■ **WHAT YOU HAVE TO DO**
All lines containing the string "Baarn" must be copied from the entries.

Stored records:
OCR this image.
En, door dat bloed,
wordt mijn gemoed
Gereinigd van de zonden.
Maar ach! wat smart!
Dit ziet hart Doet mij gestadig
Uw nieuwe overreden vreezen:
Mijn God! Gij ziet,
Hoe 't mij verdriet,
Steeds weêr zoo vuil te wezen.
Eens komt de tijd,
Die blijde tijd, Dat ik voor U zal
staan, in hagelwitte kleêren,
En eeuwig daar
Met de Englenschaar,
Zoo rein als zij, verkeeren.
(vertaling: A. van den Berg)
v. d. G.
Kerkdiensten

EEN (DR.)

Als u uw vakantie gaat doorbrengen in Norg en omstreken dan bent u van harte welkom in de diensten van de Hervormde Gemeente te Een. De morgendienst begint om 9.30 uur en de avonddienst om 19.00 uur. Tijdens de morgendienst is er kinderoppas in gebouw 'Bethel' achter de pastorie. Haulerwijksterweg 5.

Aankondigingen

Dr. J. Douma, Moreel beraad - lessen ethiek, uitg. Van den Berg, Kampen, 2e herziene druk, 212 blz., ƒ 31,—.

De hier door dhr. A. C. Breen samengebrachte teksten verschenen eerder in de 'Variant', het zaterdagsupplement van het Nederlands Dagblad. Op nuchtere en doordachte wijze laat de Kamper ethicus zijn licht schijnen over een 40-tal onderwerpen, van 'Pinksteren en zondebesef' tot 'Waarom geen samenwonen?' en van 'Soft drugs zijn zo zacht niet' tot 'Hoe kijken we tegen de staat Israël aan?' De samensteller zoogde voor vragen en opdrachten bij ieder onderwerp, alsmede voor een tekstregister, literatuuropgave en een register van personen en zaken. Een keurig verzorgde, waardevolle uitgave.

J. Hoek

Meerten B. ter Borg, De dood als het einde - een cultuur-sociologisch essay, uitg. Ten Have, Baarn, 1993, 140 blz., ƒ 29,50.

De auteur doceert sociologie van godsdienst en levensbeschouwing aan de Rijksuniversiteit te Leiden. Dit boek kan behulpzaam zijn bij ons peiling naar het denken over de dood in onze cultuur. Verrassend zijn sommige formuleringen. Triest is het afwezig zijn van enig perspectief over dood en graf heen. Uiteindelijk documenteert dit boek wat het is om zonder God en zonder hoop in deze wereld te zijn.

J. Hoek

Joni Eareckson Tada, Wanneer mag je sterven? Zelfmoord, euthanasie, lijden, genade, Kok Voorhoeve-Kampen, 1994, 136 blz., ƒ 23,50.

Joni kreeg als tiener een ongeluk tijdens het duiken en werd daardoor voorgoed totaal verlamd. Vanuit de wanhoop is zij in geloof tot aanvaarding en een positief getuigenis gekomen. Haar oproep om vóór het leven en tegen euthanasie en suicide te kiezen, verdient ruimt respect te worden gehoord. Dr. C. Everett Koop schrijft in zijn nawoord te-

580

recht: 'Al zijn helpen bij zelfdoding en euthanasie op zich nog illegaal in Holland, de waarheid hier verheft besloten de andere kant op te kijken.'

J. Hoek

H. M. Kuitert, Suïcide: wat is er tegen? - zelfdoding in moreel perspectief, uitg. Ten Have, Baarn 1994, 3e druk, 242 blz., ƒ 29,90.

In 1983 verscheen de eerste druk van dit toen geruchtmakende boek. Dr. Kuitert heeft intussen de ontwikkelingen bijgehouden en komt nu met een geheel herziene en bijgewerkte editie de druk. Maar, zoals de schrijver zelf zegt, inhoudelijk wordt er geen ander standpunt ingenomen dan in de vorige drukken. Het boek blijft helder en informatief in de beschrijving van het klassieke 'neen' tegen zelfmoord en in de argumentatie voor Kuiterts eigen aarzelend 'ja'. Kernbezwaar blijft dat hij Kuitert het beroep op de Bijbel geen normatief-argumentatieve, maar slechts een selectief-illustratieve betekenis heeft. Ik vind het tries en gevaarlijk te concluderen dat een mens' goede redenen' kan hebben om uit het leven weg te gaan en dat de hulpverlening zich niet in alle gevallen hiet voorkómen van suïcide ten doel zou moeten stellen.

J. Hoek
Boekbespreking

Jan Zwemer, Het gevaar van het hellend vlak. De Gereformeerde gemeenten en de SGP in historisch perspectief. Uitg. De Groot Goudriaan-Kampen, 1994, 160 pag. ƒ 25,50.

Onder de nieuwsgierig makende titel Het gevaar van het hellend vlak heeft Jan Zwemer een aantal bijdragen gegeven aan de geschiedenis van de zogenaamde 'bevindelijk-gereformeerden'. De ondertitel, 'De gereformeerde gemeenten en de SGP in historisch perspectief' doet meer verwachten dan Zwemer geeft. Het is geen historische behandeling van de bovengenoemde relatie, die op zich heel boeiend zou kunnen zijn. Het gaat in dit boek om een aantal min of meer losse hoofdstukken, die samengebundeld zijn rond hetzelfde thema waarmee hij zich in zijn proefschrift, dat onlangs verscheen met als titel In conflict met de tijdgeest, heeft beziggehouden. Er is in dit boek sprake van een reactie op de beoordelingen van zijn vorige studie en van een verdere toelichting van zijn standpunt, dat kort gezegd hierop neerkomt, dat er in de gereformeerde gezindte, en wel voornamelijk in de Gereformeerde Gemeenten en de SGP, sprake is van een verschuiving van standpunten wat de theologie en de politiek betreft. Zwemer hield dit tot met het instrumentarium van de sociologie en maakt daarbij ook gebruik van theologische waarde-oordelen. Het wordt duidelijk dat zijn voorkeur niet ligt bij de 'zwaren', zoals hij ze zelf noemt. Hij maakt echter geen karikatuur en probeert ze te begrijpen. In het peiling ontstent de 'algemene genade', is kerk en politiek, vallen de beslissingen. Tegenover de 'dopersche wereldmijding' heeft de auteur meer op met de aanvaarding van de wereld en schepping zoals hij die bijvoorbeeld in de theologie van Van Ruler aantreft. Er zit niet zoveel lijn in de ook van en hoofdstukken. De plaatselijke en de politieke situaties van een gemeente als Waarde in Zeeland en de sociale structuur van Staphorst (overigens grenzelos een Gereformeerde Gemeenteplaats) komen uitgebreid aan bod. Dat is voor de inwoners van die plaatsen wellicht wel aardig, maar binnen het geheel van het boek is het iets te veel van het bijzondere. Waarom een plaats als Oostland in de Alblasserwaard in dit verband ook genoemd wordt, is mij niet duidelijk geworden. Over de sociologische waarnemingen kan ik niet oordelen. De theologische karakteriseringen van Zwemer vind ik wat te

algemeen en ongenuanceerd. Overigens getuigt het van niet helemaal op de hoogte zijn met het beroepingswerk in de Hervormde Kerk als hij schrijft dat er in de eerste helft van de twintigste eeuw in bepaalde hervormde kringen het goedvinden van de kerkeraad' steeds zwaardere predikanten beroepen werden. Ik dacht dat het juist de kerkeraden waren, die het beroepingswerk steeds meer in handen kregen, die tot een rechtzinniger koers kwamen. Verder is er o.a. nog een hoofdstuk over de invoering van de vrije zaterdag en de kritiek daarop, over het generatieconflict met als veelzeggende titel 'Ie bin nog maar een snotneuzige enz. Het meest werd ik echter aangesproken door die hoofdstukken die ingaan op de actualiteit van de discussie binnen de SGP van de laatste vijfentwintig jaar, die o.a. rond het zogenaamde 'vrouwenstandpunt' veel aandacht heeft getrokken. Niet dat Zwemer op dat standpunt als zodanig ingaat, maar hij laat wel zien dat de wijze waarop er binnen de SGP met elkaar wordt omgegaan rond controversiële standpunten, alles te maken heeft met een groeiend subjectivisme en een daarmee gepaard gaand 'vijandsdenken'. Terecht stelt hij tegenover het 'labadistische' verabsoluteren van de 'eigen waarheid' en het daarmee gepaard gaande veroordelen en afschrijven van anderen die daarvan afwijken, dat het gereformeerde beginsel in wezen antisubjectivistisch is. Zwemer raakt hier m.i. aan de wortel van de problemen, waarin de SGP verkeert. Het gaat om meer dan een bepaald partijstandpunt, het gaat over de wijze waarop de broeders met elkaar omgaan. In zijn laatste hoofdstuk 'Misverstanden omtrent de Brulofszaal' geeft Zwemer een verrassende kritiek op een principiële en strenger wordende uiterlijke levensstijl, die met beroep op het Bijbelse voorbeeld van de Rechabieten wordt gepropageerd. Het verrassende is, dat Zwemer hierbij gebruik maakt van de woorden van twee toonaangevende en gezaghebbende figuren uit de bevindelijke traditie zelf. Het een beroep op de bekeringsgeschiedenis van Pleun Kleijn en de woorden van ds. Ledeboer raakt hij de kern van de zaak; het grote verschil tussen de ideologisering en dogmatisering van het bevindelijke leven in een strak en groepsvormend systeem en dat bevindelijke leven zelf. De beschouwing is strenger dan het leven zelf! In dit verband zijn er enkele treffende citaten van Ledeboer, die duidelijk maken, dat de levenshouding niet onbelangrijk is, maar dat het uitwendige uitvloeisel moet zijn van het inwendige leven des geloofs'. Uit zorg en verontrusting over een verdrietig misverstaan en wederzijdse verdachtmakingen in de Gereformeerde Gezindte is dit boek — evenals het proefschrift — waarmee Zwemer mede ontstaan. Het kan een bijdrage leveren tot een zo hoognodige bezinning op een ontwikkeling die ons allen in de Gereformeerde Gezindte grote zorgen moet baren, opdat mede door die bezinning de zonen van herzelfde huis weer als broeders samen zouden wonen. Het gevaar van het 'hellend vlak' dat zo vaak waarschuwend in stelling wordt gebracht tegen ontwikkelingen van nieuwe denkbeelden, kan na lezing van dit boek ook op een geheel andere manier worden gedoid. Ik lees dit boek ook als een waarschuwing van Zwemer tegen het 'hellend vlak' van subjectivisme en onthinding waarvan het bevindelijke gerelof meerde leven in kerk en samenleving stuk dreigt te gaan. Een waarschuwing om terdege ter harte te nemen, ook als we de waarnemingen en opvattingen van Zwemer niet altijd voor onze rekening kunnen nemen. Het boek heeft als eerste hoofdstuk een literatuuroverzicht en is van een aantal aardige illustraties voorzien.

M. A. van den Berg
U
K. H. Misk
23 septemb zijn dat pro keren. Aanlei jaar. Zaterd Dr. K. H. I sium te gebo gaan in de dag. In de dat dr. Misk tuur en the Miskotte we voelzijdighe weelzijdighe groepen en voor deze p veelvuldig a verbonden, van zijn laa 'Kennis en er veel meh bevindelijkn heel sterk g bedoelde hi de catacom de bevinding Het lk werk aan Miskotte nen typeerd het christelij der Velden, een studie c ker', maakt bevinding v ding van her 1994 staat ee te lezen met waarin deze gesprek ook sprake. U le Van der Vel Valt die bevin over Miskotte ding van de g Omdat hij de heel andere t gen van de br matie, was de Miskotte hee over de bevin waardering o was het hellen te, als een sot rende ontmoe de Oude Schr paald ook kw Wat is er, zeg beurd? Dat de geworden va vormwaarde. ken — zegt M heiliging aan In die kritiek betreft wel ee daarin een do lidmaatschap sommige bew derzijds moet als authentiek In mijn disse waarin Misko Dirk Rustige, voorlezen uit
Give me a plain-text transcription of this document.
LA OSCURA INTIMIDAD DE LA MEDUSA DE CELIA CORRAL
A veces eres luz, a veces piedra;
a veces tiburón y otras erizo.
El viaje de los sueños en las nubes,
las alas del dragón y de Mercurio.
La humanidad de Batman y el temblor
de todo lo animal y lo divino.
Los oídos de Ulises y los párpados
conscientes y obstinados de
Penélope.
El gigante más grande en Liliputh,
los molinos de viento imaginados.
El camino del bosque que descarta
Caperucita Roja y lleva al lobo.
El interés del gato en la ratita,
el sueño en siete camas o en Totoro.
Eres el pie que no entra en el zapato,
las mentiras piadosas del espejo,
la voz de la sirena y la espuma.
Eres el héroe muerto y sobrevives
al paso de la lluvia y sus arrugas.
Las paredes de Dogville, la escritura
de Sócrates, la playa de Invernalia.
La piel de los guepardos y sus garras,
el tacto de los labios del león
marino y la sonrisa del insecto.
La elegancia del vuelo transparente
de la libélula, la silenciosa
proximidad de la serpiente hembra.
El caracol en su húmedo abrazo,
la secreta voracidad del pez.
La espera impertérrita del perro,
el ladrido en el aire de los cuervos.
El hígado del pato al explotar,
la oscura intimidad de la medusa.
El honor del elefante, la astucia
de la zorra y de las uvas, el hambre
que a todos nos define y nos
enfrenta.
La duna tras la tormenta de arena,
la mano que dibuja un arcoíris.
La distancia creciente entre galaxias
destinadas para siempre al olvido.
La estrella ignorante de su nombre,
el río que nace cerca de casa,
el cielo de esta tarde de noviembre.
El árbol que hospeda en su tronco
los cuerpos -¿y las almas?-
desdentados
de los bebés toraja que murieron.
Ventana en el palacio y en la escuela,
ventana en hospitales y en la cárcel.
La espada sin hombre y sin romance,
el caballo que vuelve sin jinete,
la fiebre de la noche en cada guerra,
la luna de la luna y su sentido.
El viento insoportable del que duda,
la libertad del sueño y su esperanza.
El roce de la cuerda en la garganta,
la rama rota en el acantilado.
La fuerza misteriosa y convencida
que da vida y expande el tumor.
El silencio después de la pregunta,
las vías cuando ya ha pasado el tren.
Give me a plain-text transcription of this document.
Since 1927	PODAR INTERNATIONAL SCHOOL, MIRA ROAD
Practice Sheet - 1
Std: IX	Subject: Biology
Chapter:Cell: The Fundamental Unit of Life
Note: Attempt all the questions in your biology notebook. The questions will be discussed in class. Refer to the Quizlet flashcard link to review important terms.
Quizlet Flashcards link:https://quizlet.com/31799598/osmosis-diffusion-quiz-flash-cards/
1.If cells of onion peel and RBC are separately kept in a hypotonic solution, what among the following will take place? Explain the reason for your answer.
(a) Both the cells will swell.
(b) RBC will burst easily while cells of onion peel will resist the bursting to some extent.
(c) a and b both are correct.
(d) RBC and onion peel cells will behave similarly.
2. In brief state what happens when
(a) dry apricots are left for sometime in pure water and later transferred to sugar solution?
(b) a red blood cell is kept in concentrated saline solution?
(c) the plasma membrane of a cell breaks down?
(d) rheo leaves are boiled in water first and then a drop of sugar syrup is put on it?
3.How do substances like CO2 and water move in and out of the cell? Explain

■ **SOLUTION TO THE EXERCISE**
Meerten B. ter Borg, De dood als het einde - een cultuur-sociologisch essay, uitg. Ten Have, Baarn, 1993, 140 blz., ƒ 29,50.
H. M. Kuitert, Suïcide: wat is er tegen? - zelfdoding in moreel perspectief, uitg. Ten Have, Baarn 1994, 3e druk, 242 blz., ƒ 29,90.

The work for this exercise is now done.